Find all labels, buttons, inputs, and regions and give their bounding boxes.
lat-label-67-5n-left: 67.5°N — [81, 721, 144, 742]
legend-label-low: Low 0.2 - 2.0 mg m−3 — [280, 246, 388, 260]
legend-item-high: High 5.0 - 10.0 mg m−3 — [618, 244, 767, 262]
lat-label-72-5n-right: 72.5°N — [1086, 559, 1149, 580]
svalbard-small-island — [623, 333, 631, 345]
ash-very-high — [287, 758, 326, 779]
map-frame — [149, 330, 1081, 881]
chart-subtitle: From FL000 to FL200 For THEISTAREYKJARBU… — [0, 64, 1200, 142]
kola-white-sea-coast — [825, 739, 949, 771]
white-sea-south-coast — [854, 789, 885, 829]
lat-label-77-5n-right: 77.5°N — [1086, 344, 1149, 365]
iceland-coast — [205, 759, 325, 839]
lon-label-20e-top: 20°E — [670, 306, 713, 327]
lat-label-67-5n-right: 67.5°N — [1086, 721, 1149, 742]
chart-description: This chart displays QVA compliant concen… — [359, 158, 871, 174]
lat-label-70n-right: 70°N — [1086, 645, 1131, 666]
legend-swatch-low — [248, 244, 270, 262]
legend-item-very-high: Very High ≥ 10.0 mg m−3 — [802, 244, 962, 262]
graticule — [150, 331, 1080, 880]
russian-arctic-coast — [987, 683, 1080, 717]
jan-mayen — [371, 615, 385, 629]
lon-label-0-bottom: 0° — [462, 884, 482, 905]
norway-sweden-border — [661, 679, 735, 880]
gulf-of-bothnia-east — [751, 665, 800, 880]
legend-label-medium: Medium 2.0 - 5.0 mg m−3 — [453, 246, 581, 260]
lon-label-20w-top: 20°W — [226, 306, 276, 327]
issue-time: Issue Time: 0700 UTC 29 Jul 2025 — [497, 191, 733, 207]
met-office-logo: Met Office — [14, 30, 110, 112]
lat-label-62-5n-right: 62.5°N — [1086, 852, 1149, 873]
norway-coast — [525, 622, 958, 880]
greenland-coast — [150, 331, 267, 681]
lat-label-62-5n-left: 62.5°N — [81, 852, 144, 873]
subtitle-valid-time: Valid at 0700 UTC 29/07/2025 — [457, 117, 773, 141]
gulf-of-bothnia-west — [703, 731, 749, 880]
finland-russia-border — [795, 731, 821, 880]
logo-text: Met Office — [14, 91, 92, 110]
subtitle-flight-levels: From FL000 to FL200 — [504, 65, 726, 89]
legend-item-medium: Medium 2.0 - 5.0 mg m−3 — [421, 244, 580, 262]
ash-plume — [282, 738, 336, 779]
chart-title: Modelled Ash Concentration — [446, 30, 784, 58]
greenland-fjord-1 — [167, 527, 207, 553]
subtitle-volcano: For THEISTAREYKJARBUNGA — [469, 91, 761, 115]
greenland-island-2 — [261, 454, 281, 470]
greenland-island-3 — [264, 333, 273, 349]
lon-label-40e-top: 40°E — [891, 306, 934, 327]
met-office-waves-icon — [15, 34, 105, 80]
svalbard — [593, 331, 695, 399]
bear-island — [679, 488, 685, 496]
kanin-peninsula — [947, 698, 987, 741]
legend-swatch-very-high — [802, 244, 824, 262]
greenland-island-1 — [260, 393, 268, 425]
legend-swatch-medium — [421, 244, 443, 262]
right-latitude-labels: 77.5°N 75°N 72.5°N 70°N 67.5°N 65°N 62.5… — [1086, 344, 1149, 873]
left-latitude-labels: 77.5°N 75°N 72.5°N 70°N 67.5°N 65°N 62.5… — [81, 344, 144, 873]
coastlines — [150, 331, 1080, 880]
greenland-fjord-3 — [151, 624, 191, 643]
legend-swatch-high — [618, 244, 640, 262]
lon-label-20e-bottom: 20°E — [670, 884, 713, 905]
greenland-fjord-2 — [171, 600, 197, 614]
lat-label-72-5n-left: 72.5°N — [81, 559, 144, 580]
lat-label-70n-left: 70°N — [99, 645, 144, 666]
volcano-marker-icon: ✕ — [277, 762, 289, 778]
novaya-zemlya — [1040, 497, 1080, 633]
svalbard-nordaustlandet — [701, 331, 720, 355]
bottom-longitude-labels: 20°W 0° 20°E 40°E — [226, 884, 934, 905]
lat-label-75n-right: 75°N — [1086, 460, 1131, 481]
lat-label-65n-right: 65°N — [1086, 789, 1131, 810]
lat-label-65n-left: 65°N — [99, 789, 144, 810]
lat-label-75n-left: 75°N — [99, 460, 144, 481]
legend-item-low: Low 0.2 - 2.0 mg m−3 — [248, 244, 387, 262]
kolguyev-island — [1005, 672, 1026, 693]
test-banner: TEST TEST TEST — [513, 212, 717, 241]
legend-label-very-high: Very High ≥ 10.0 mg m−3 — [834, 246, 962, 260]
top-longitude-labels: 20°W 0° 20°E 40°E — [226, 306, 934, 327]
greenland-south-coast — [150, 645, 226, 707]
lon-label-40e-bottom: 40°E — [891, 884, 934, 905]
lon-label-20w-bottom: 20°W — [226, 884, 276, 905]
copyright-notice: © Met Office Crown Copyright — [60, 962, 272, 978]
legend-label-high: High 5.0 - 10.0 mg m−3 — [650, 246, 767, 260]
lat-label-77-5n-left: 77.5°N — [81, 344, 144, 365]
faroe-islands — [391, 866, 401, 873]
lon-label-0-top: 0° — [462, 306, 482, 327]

• • •

> _WORK TO COMPLETE_
Please lay out every line of the listing above as a numbered list, leaving out any blank lines.

> _CORRECT ANSWER_
1. Find all labels, buttons, inputs, and regions and give their bounding boxes.
2. lat-label-67-5n-left: 67.5°N — [81, 721, 144, 742]
3. legend-label-low: Low 0.2 - 2.0 mg m−3 — [280, 246, 388, 260]
4. legend-item-high: High 5.0 - 10.0 mg m−3 — [618, 244, 767, 262]
5. lat-label-72-5n-right: 72.5°N — [1086, 559, 1149, 580]
6. svalbard-small-island — [623, 333, 631, 345]
7. ash-very-high — [287, 758, 326, 779]
8. map-frame — [149, 330, 1081, 881]
9. chart-subtitle: From FL000 to FL200 For THEISTAREYKJARBU… — [0, 64, 1200, 142]
10. kola-white-sea-coast — [825, 739, 949, 771]
11. white-sea-south-coast — [854, 789, 885, 829]
12. lat-label-77-5n-right: 77.5°N — [1086, 344, 1149, 365]
13. iceland-coast — [205, 759, 325, 839]
14. lon-label-20e-top: 20°E — [670, 306, 713, 327]
15. lat-label-67-5n-right: 67.5°N — [1086, 721, 1149, 742]
16. chart-description: This chart displays QVA compliant concen… — [359, 158, 871, 174]
17. lat-label-70n-right: 70°N — [1086, 645, 1131, 666]
18. legend-swatch-low — [248, 244, 270, 262]
19. legend-item-very-high: Very High ≥ 10.0 mg m−3 — [802, 244, 962, 262]
20. graticule — [150, 331, 1080, 880]
21. russian-arctic-coast — [987, 683, 1080, 717]
22. jan-mayen — [371, 615, 385, 629]
23. lon-label-0-bottom: 0° — [462, 884, 482, 905]
24. norway-sweden-border — [661, 679, 735, 880]
25. gulf-of-bothnia-east — [751, 665, 800, 880]
26. legend-label-medium: Medium 2.0 - 5.0 mg m−3 — [453, 246, 581, 260]
27. lon-label-20w-top: 20°W — [226, 306, 276, 327]
28. issue-time: Issue Time: 0700 UTC 29 Jul 2025 — [497, 191, 733, 207]
29. met-office-logo: Met Office — [14, 30, 110, 112]
30. lat-label-62-5n-right: 62.5°N — [1086, 852, 1149, 873]
31. norway-coast — [525, 622, 958, 880]
32. greenland-coast — [150, 331, 267, 681]
33. lat-label-62-5n-left: 62.5°N — [81, 852, 144, 873]
34. subtitle-valid-time: Valid at 0700 UTC 29/07/2025 — [457, 117, 773, 141]
35. gulf-of-bothnia-west — [703, 731, 749, 880]
36. finland-russia-border — [795, 731, 821, 880]
37. logo-text: Met Office — [14, 91, 92, 110]
38. subtitle-flight-levels: From FL000 to FL200 — [504, 65, 726, 89]
39. legend-item-medium: Medium 2.0 - 5.0 mg m−3 — [421, 244, 580, 262]
40. ash-plume — [282, 738, 336, 779]
41. chart-title: Modelled Ash Concentration — [446, 30, 784, 58]
42. greenland-fjord-1 — [167, 527, 207, 553]
43. subtitle-volcano: For THEISTAREYKJARBUNGA — [469, 91, 761, 115]
44. greenland-island-2 — [261, 454, 281, 470]
45. greenland-island-3 — [264, 333, 273, 349]
46. lon-label-40e-top: 40°E — [891, 306, 934, 327]
47. met-office-waves-icon — [15, 34, 105, 80]
48. svalbard — [593, 331, 695, 399]
49. bear-island — [679, 488, 685, 496]
50. kanin-peninsula — [947, 698, 987, 741]
51. legend-swatch-very-high — [802, 244, 824, 262]
52. greenland-island-1 — [260, 393, 268, 425]
53. legend-swatch-medium — [421, 244, 443, 262]
54. right-latitude-labels: 77.5°N 75°N 72.5°N 70°N 67.5°N 65°N 62.5… — [1086, 344, 1149, 873]
55. left-latitude-labels: 77.5°N 75°N 72.5°N 70°N 67.5°N 65°N 62.5… — [81, 344, 144, 873]
56. coastlines — [150, 331, 1080, 880]
57. greenland-fjord-3 — [151, 624, 191, 643]
58. legend-swatch-high — [618, 244, 640, 262]
59. lon-label-20e-bottom: 20°E — [670, 884, 713, 905]
60. greenland-fjord-2 — [171, 600, 197, 614]
61. lat-label-72-5n-left: 72.5°N — [81, 559, 144, 580]
62. lat-label-70n-left: 70°N — [99, 645, 144, 666]
63. volcano-marker-icon: ✕ — [277, 762, 289, 778]
64. novaya-zemlya — [1040, 497, 1080, 633]
65. svalbard-nordaustlandet — [701, 331, 720, 355]
66. bottom-longitude-labels: 20°W 0° 20°E 40°E — [226, 884, 934, 905]
67. lat-label-75n-right: 75°N — [1086, 460, 1131, 481]
68. lat-label-65n-right: 65°N — [1086, 789, 1131, 810]
69. lat-label-65n-left: 65°N — [99, 789, 144, 810]
70. lat-label-75n-left: 75°N — [99, 460, 144, 481]
71. legend-item-low: Low 0.2 - 2.0 mg m−3 — [248, 244, 387, 262]
72. kolguyev-island — [1005, 672, 1026, 693]
73. test-banner: TEST TEST TEST — [513, 212, 717, 241]
74. legend-label-very-high: Very High ≥ 10.0 mg m−3 — [834, 246, 962, 260]
75. top-longitude-labels: 20°W 0° 20°E 40°E — [226, 306, 934, 327]
76. greenland-south-coast — [150, 645, 226, 707]
77. lon-label-40e-bottom: 40°E — [891, 884, 934, 905]
78. lon-label-20w-bottom: 20°W — [226, 884, 276, 905]
79. copyright-notice: © Met Office Crown Copyright — [60, 962, 272, 978]
80. legend-label-high: High 5.0 - 10.0 mg m−3 — [650, 246, 767, 260]
81. lat-label-77-5n-left: 77.5°N — [81, 344, 144, 365]
82. faroe-islands — [391, 866, 401, 873]
83. lon-label-0-top: 0° — [462, 306, 482, 327]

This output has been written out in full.